Task goal: The records below must be transcribed exactly. Do not include the pictures.

Listing:
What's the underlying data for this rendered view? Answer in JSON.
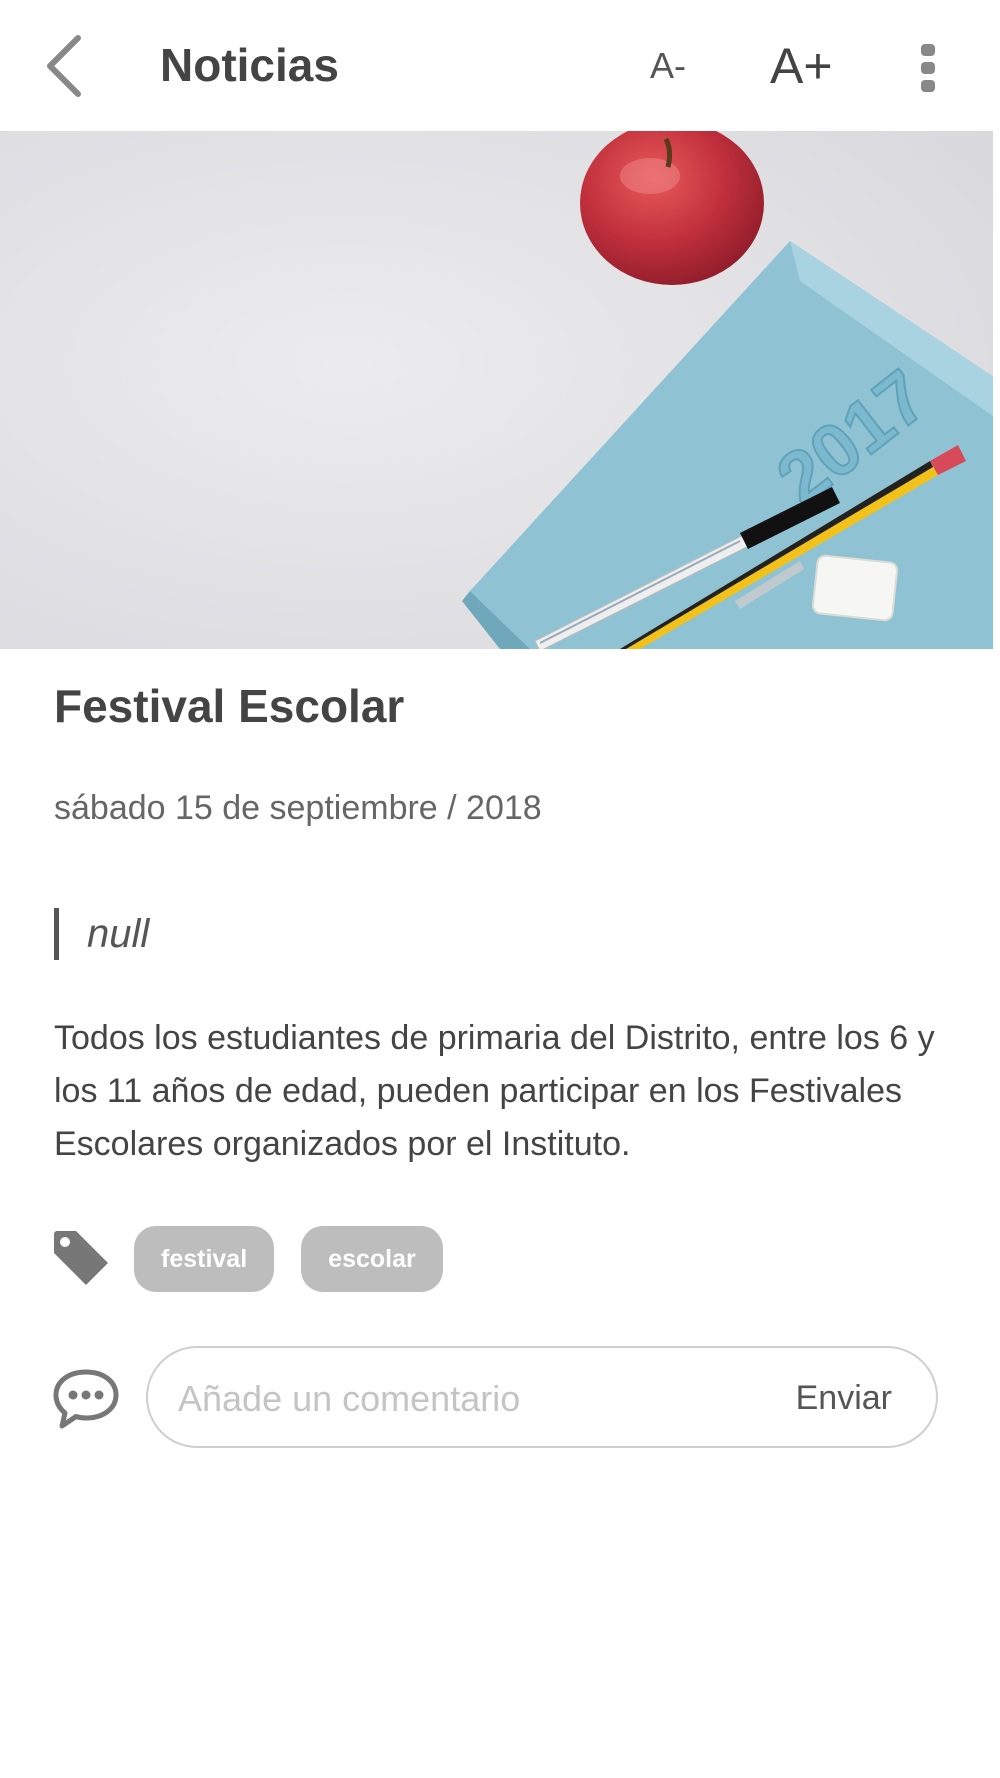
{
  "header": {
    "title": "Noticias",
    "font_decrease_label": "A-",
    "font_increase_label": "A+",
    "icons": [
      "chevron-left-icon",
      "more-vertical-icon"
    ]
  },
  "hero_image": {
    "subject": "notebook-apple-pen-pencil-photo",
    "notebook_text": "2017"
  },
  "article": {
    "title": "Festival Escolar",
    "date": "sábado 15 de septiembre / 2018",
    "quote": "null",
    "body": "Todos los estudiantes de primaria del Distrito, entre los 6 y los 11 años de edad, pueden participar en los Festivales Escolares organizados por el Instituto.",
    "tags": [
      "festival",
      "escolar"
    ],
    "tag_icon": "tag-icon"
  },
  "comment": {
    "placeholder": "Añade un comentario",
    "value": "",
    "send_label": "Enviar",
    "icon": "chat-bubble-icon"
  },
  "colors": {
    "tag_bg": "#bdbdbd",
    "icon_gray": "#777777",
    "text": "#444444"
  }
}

Output for this exercise:
What's the underlying data for this rendered view? Answer in JSON.
{
  "header": {
    "title": "Noticias",
    "font_decrease_label": "A-",
    "font_increase_label": "A+",
    "icons": [
      "chevron-left-icon",
      "more-vertical-icon"
    ]
  },
  "hero_image": {
    "subject": "notebook-apple-pen-pencil-photo",
    "notebook_text": "2017"
  },
  "article": {
    "title": "Festival Escolar",
    "date": "sábado 15 de septiembre / 2018",
    "quote": "null",
    "body": "Todos los estudiantes de primaria del Distrito, entre los 6 y los 11 años de edad, pueden participar en los Festivales Escolares organizados por el Instituto.",
    "tags": [
      "festival",
      "escolar"
    ],
    "tag_icon": "tag-icon"
  },
  "comment": {
    "placeholder": "Añade un comentario",
    "value": "",
    "send_label": "Enviar",
    "icon": "chat-bubble-icon"
  },
  "colors": {
    "tag_bg": "#bdbdbd",
    "icon_gray": "#777777",
    "text": "#444444"
  }
}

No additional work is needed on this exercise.